> Document
-=-=-=-=-

Identifying, auditing, and protecting specific types of confidential information are key components of any readiness or preparation assessment, and are also keydatadiscoveryrequirements and best practices within industry related standards and regulations, such as PCI and HIPAA.  Most companies understand how and where sensitive data should reside within the environment, but due to inter-connectivity between supporting groups and the requirement of interrelationships between business processes, data tends to reside in systems, applications, databases, and file shares that do not provide necessary protection, authentication, and confidentiality to that information.



The organization needs to ensure the data discovery methodologies provide a full audit perspective of all sensitive data and will baseline and document the data types, locations, and devices storing or transmitting sensitive data.  The methodologies should aim to limit the damage of a potential data incident, reduce recovery time, costs, and liability, and help to ensure best practices and compliance through regular identification and audits.  SecureState uses the following three primary methodologies when performing Data Discovery: Identification Phase, Implementation Phase, and Integration Phase.

-=-=-=-=-

> Data for this exercise

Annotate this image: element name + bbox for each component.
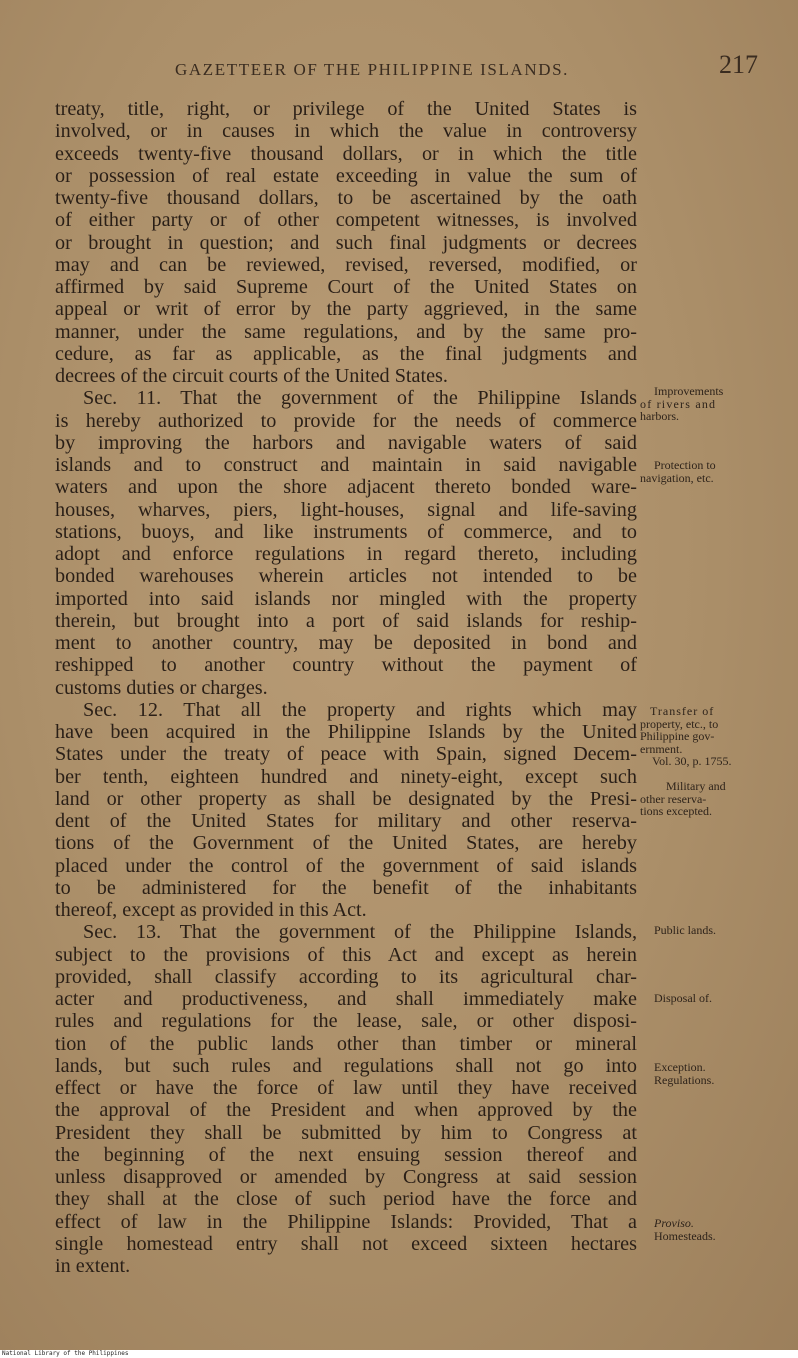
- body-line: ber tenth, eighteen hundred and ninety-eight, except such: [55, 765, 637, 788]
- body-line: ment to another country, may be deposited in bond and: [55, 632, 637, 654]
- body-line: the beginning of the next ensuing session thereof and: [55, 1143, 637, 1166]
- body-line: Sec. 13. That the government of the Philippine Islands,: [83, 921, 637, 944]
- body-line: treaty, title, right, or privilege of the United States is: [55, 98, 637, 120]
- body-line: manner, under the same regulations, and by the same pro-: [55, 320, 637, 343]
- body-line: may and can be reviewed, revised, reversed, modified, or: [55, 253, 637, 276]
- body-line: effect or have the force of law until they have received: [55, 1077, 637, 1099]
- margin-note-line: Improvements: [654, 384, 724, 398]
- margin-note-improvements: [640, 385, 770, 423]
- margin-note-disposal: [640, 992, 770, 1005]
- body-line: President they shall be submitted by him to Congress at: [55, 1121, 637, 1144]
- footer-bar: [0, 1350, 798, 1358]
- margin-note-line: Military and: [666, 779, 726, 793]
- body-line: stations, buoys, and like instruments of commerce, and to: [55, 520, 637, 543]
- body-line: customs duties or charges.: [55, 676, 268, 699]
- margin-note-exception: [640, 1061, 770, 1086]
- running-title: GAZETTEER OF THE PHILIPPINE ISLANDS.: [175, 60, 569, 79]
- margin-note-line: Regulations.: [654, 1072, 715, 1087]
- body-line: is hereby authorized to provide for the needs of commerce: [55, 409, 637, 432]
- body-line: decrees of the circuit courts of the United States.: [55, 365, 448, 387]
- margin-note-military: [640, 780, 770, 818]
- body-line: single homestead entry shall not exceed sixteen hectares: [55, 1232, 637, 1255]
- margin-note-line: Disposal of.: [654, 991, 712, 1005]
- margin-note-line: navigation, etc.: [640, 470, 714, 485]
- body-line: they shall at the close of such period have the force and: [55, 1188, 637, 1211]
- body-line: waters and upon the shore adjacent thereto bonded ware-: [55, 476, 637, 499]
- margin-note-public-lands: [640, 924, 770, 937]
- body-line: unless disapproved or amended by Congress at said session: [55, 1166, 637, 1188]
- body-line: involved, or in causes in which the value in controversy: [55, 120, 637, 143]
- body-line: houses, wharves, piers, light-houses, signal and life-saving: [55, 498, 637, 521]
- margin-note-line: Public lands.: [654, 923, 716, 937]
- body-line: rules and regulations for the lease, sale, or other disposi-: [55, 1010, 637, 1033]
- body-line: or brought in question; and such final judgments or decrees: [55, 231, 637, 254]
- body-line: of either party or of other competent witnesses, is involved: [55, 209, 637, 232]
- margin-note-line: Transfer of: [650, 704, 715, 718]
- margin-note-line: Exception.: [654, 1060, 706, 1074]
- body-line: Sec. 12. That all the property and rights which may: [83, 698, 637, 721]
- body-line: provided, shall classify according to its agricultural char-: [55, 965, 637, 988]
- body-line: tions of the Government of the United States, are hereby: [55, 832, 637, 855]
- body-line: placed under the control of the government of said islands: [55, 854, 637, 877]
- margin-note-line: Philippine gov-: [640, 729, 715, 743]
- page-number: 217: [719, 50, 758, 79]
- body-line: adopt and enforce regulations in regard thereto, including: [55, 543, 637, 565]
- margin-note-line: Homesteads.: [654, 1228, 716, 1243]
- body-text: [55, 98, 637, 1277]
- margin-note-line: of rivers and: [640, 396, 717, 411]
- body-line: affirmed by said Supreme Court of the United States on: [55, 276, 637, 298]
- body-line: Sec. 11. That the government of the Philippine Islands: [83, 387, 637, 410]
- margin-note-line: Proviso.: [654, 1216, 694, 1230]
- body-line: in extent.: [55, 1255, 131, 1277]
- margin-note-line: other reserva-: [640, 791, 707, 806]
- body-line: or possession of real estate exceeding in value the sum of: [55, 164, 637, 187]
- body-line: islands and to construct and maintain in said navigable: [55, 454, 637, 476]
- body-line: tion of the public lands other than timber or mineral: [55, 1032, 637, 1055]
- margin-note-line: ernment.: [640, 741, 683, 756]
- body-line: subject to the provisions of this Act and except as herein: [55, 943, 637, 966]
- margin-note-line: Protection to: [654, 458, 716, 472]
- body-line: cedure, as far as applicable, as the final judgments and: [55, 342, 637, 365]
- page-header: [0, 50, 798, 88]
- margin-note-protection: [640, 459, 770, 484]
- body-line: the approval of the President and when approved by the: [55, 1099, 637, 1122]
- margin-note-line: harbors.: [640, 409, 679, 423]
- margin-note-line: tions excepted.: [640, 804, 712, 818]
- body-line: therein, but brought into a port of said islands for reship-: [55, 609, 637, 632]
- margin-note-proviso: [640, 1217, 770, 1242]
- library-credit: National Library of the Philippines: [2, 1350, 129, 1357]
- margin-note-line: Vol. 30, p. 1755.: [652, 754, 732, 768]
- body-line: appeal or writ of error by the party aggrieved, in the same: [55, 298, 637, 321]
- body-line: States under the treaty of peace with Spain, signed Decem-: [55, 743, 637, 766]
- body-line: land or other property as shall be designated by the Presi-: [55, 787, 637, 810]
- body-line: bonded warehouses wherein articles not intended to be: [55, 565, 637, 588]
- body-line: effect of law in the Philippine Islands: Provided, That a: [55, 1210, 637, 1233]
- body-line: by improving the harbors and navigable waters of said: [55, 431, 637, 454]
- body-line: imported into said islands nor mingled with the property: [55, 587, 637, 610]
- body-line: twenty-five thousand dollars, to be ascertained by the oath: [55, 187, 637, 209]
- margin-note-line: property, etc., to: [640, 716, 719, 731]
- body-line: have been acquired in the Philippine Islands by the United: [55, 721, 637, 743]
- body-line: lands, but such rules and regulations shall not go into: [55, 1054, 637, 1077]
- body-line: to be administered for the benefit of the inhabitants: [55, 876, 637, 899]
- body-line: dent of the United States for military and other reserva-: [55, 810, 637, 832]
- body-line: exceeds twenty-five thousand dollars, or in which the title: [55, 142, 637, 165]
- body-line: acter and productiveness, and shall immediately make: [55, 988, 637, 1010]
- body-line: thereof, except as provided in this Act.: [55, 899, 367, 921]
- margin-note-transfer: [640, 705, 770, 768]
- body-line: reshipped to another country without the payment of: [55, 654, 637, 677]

-=-=-=-=-

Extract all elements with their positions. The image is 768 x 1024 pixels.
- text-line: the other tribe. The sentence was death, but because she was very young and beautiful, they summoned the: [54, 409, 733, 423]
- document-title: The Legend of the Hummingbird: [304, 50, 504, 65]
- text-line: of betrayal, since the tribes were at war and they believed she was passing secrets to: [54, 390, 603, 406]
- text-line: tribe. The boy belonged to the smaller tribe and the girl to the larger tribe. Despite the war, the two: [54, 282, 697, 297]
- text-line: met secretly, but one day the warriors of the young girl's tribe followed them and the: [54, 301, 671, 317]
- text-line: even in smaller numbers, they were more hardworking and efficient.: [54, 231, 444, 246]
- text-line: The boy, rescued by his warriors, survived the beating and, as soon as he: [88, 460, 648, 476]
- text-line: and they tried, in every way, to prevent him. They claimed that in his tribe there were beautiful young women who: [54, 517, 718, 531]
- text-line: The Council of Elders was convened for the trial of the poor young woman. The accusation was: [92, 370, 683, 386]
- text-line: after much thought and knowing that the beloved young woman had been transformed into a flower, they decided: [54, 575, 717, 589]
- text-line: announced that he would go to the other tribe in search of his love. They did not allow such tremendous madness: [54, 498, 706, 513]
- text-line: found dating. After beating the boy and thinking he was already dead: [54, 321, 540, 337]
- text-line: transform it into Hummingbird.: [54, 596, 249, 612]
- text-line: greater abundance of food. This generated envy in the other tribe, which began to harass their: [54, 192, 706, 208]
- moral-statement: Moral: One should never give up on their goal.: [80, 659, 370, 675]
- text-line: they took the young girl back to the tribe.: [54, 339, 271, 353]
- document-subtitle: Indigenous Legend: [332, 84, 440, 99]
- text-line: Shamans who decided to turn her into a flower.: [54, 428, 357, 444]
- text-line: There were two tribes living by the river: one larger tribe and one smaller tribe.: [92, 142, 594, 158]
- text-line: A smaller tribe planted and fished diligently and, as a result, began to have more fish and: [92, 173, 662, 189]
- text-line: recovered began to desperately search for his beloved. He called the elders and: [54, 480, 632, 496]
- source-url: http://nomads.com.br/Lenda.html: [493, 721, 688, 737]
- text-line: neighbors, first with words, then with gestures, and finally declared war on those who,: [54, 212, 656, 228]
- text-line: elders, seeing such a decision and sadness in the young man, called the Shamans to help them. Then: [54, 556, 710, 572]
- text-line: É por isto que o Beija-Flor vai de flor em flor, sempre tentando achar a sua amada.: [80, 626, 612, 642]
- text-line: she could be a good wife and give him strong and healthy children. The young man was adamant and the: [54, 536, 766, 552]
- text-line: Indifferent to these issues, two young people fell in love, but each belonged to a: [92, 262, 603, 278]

-=-=-=-=-

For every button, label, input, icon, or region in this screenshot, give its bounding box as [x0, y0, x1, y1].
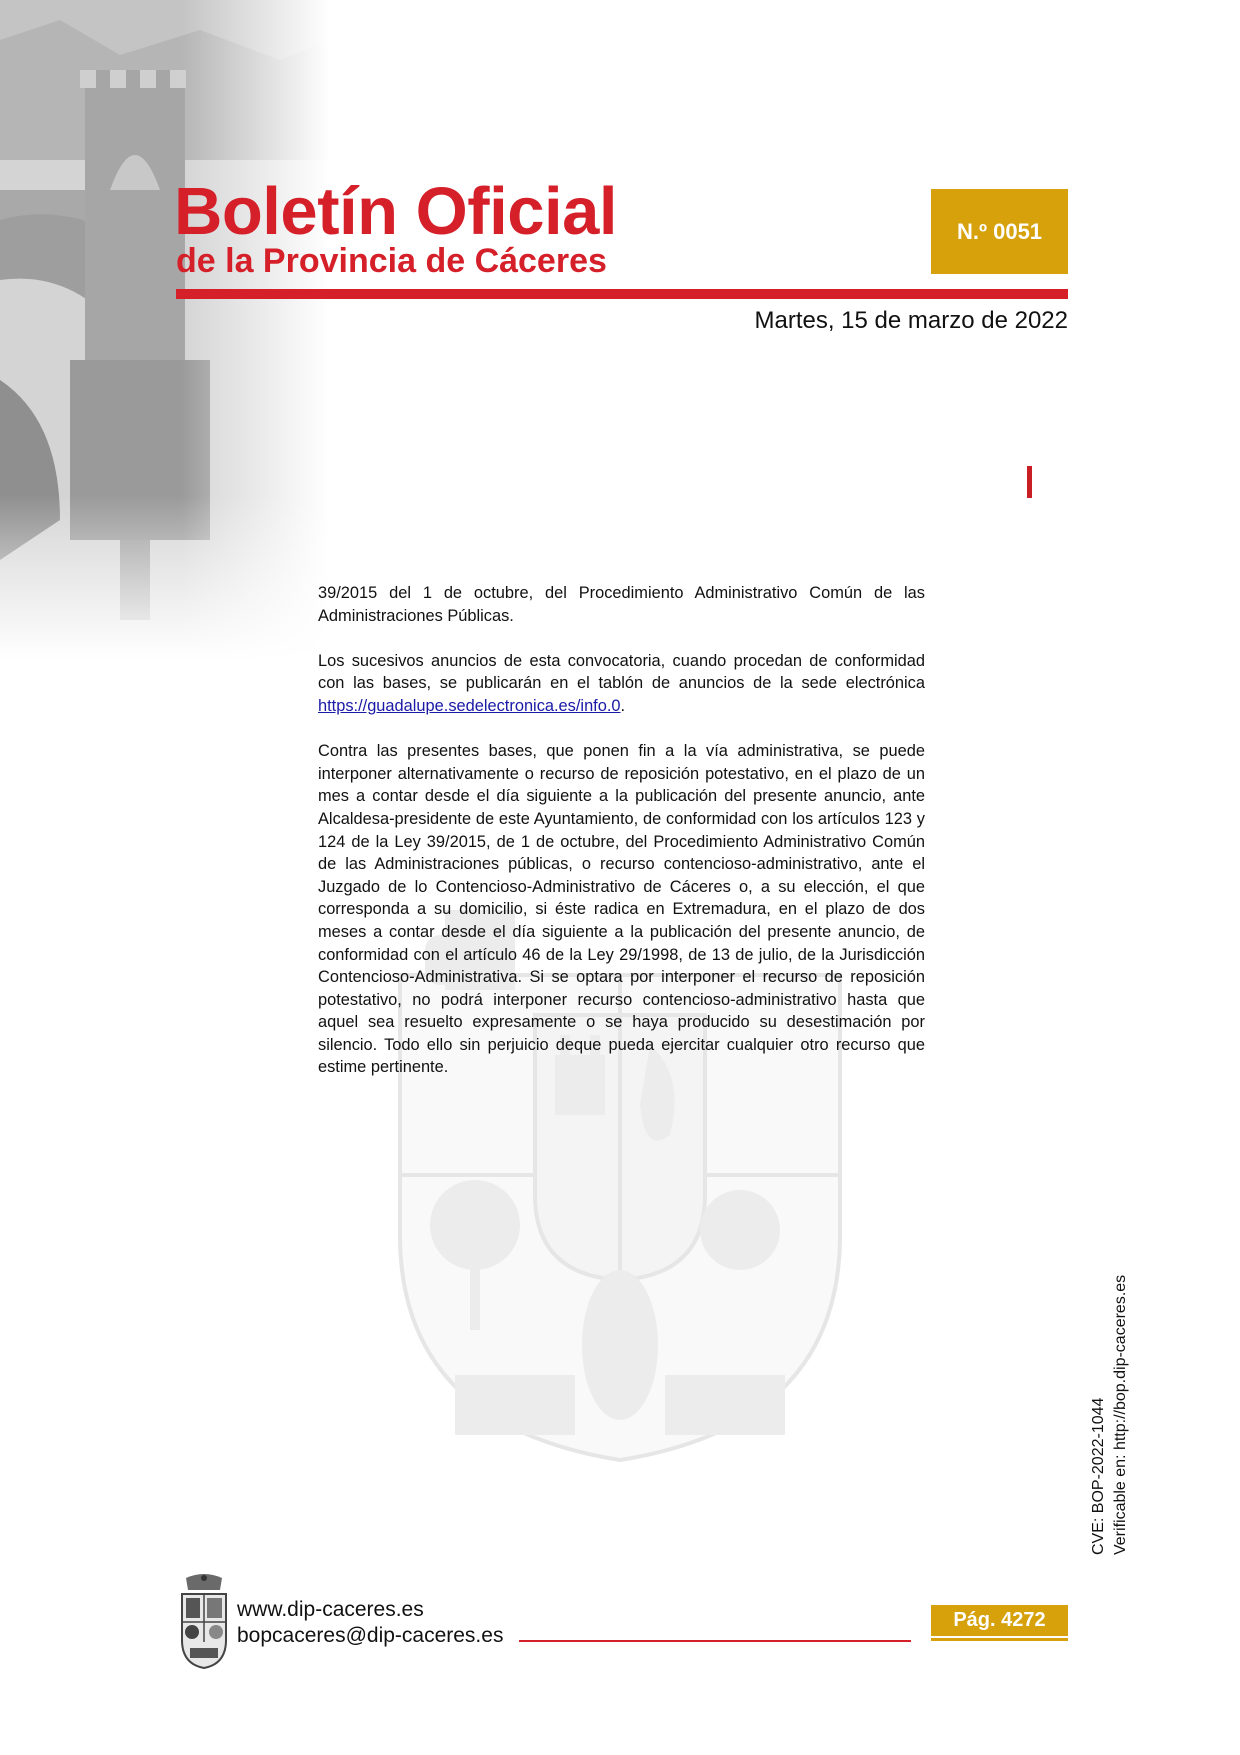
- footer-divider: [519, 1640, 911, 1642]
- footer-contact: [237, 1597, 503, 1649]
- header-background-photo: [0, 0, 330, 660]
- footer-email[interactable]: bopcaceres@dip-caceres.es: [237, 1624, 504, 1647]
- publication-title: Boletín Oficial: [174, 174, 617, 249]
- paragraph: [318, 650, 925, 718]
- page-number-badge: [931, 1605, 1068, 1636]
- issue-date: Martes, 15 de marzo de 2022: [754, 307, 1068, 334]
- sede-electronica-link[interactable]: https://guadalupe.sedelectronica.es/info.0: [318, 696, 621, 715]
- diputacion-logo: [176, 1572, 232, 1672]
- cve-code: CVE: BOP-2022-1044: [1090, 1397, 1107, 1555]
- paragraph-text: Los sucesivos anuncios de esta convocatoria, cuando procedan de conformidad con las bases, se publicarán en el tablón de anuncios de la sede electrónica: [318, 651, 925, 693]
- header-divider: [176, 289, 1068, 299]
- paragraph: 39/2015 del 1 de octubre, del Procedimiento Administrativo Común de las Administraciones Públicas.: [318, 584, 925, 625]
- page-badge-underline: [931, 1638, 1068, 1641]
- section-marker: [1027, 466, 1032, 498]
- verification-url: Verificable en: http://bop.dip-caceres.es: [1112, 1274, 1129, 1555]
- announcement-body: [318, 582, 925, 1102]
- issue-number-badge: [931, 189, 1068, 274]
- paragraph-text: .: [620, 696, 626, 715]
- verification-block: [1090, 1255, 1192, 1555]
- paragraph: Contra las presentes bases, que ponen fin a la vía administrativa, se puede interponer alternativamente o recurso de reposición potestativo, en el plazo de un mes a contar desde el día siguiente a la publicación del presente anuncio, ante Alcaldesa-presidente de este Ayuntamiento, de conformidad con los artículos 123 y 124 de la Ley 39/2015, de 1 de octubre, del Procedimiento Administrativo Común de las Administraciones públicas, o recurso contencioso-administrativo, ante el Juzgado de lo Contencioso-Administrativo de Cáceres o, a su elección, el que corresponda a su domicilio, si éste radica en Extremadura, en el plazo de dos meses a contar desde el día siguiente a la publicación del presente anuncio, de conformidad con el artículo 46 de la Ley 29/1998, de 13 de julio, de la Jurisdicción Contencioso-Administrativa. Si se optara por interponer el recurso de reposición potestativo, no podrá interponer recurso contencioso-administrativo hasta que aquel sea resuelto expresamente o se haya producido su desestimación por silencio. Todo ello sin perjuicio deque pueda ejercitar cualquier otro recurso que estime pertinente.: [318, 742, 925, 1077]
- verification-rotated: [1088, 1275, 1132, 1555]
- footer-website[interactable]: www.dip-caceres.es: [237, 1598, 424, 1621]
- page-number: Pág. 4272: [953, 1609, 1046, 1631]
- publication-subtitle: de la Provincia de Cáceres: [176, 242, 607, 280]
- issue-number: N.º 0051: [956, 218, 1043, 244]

-=-=-=-=-

> Short problem A
In the records, reproduce the lines starting at the one containing "- footer-divider: [519, 1640, 911, 1642]" and ending at the one containing "- diputacion-logo: [176, 1572, 232, 1672]", with "issue-date" replaced by "publication-date" and everything else left unchanged.
> Short problem B
Continue the text on data discovery from the point where it stops.

> Exercise output A
- footer-divider: [519, 1640, 911, 1642]
- footer-contact: [237, 1597, 503, 1649]
- header-background-photo: [0, 0, 330, 660]
- footer-email[interactable]: bopcaceres@dip-caceres.es: [237, 1624, 504, 1647]
- publication-title: Boletín Oficial: [174, 174, 617, 249]
- paragraph: [318, 650, 925, 718]
- page-number-badge: [931, 1605, 1068, 1636]
- publication-date: Martes, 15 de marzo de 2022: [754, 307, 1068, 334]
- sede-electronica-link[interactable]: https://guadalupe.sedelectronica.es/info.0: [318, 696, 621, 715]
- diputacion-logo: [176, 1572, 232, 1672]

> Exercise output B
Identification Phase

Any type of readiness or preparation assessment should begin with an identification phase to determine the threat, affected resources, and the impact of potential data leakage, interception, or theft.  A proper readiness assessment is dependent on the ability to scope the engagement by identifying data and process classifications, escalation procedures, resources, risk, impact, and prioritization.  The Data Discovery team should help augment, or facilitate the management of this entire process, ultimately helping to identify, create, and mature a business’s planning, preparation, and resiliency.  Through proper management, a Data Discovery assessment will improve the vulnerability management service to help prepare an organization to identify, correlate, and respond to any incident that may affect its resources and data.  Below are the specific objectives that should be included within this phase:

  • Identify the types of data,  systems, access, storage, location and impact
  • Identify required controls and standards that are applicable
  • Identify and interview data-owners and IT administration for data controls, types and access
  • Improve the ability of network staff to prevent, detect, and respond to future threats
  • Procedures for how to comprehensively identify sensitive and regulatory data on file systems, commercial and open source databases, documents, shares and container files such as email storage and compressed archives
  • Help define the scope and control points needed for future assessments or certifications
  • Help the company control the storage, access, and transmission of sensitive data
  • Help support the company’s ability to fine tune its data retention, data access, and disposal policies
  • Develop a Project and Implementation Plan custom to the environment and data classification

The last bullet objective describes key deliverables that are created at the end of this phase:  project plans and implementation plans.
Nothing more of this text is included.